**WHAT TO PRODUCE:** Print all entries word for word.

==*==

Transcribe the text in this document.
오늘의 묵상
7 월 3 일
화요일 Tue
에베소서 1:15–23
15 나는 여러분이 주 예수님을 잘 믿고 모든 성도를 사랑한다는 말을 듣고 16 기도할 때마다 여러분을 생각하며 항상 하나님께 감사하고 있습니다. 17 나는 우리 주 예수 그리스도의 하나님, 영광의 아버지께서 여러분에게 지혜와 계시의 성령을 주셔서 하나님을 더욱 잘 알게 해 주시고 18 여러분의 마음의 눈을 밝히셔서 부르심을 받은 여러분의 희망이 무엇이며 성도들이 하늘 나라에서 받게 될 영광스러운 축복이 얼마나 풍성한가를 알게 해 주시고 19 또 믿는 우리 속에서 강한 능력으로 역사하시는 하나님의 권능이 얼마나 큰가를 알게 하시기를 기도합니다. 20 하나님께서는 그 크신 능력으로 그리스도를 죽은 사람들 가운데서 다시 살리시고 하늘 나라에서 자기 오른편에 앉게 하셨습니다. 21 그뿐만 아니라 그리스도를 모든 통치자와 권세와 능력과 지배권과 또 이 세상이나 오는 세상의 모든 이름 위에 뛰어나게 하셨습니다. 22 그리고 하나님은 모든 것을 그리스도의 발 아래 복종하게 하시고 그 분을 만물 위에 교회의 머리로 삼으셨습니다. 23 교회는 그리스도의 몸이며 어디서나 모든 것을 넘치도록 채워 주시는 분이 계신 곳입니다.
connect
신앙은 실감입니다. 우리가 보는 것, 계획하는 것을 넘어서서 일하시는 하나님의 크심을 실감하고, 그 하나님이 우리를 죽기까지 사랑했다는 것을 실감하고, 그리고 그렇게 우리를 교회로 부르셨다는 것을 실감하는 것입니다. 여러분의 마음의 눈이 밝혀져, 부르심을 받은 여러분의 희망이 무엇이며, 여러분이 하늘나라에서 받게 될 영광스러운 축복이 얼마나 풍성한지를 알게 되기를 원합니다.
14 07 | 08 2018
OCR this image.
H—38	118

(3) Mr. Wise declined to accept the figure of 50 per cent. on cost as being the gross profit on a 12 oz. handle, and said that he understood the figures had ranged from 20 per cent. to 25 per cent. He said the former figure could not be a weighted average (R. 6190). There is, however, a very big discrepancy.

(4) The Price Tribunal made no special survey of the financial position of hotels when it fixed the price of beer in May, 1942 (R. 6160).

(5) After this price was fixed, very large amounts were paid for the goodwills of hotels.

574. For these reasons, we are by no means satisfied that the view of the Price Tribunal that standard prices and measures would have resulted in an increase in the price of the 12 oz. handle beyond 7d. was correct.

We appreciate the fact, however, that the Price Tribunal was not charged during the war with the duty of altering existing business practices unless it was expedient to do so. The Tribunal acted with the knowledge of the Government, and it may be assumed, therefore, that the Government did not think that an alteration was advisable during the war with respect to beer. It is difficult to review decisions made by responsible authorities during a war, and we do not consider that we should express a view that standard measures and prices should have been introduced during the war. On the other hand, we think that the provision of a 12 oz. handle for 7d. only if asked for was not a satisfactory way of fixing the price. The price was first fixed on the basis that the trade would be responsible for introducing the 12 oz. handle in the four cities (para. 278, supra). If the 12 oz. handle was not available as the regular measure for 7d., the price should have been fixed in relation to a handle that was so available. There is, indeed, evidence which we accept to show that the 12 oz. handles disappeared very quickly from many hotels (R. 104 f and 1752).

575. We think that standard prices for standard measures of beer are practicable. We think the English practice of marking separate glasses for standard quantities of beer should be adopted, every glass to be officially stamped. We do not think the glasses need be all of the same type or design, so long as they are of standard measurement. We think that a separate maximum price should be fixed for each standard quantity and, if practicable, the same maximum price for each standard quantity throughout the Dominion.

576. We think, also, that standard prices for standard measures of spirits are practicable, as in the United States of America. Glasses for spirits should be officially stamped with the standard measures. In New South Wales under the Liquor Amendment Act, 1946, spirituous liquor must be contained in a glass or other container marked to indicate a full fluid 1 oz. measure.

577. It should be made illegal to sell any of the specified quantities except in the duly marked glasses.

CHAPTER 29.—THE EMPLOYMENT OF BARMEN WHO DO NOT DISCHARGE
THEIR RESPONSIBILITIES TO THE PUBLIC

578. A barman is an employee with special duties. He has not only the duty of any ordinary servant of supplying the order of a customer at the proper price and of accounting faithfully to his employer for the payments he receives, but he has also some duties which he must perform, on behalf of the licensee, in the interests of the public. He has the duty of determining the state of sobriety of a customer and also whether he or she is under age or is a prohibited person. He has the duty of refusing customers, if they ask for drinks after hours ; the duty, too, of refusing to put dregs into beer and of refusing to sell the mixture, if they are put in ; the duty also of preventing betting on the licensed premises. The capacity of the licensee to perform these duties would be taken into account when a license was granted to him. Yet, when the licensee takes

==*==

**ANSWER BELOW:**
Transcribe the text in this document.
오늘의 묵상
7 월 3 일
화요일 Tue
에베소서 1:15–23
15 나는 여러분이 주 예수님을 잘 믿고 모든 성도를 사랑한다는 말을 듣고 16 기도할 때마다 여러분을 생각하며 항상 하나님께 감사하고 있습니다. 17 나는 우리 주 예수 그리스도의 하나님, 영광의 아버지께서 여러분에게 지혜와 계시의 성령을 주셔서 하나님을 더욱 잘 알게 해 주시고 18 여러분의 마음의 눈을 밝히셔서 부르심을 받은 여러분의 희망이 무엇이며 성도들이 하늘 나라에서 받게 될 영광스러운 축복이 얼마나 풍성한가를 알게 해 주시고 19 또 믿는 우리 속에서 강한 능력으로 역사하시는 하나님의 권능이 얼마나 큰가를 알게 하시기를 기도합니다. 20 하나님께서는 그 크신 능력으로 그리스도를 죽은 사람들 가운데서 다시 살리시고 하늘 나라에서 자기 오른편에 앉게 하셨습니다. 21 그뿐만 아니라 그리스도를 모든 통치자와 권세와 능력과 지배권과 또 이 세상이나 오는 세상의 모든 이름 위에 뛰어나게 하셨습니다. 22 그리고 하나님은 모든 것을 그리스도의 발 아래 복종하게 하시고 그 분을 만물 위에 교회의 머리로 삼으셨습니다. 23 교회는 그리스도의 몸이며 어디서나 모든 것을 넘치도록 채워 주시는 분이 계신 곳입니다.
connect
신앙은 실감입니다. 우리가 보는 것, 계획하는 것을 넘어서서 일하시는 하나님의 크심을 실감하고, 그 하나님이 우리를 죽기까지 사랑했다는 것을 실감하고, 그리고 그렇게 우리를 교회로 부르셨다는 것을 실감하는 것입니다. 여러분의 마음의 눈이 밝혀져, 부르심을 받은 여러분의 희망이 무엇이며, 여러분이 하늘나라에서 받게 될 영광스러운 축복이 얼마나 풍성한지를 알게 되기를 원합니다.
14 07 | 08 2018
OCR this image.
H—38	118

(3) Mr. Wise declined to accept the figure of 50 per cent. on cost as being the gross profit on a 12 oz. handle, and said that he understood the figures had ranged from 20 per cent. to 25 per cent. He said the former figure could not be a weighted average (R. 6190). There is, however, a very big discrepancy.

(4) The Price Tribunal made no special survey of the financial position of hotels when it fixed the price of beer in May, 1942 (R. 6160).

(5) After this price was fixed, very large amounts were paid for the goodwills of hotels.

574. For these reasons, we are by no means satisfied that the view of the Price Tribunal that standard prices and measures would have resulted in an increase in the price of the 12 oz. handle beyond 7d. was correct.

We appreciate the fact, however, that the Price Tribunal was not charged during the war with the duty of altering existing business practices unless it was expedient to do so. The Tribunal acted with the knowledge of the Government, and it may be assumed, therefore, that the Government did not think that an alteration was advisable during the war with respect to beer. It is difficult to review decisions made by responsible authorities during a war, and we do not consider that we should express a view that standard measures and prices should have been introduced during the war. On the other hand, we think that the provision of a 12 oz. handle for 7d. only if asked for was not a satisfactory way of fixing the price. The price was first fixed on the basis that the trade would be responsible for introducing the 12 oz. handle in the four cities (para. 278, supra). If the 12 oz. handle was not available as the regular measure for 7d., the price should have been fixed in relation to a handle that was so available. There is, indeed, evidence which we accept to show that the 12 oz. handles disappeared very quickly from many hotels (R. 104 f and 1752).

575. We think that standard prices for standard measures of beer are practicable. We think the English practice of marking separate glasses for standard quantities of beer should be adopted, every glass to be officially stamped. We do not think the glasses need be all of the same type or design, so long as they are of standard measurement. We think that a separate maximum price should be fixed for each standard quantity and, if practicable, the same maximum price for each standard quantity throughout the Dominion.

576. We think, also, that standard prices for standard measures of spirits are practicable, as in the United States of America. Glasses for spirits should be officially stamped with the standard measures. In New South Wales under the Liquor Amendment Act, 1946, spirituous liquor must be contained in a glass or other container marked to indicate a full fluid 1 oz. measure.

577. It should be made illegal to sell any of the specified quantities except in the duly marked glasses.

CHAPTER 29.—THE EMPLOYMENT OF BARMEN WHO DO NOT DISCHARGE
THEIR RESPONSIBILITIES TO THE PUBLIC

578. A barman is an employee with special duties. He has not only the duty of any ordinary servant of supplying the order of a customer at the proper price and of accounting faithfully to his employer for the payments he receives, but he has also some duties which he must perform, on behalf of the licensee, in the interests of the public. He has the duty of determining the state of sobriety of a customer and also whether he or she is under age or is a prohibited person. He has the duty of refusing customers, if they ask for drinks after hours ; the duty, too, of refusing to put dregs into beer and of refusing to sell the mixture, if they are put in ; the duty also of preventing betting on the licensed premises. The capacity of the licensee to perform these duties would be taken into account when a license was granted to him. Yet, when the licensee takes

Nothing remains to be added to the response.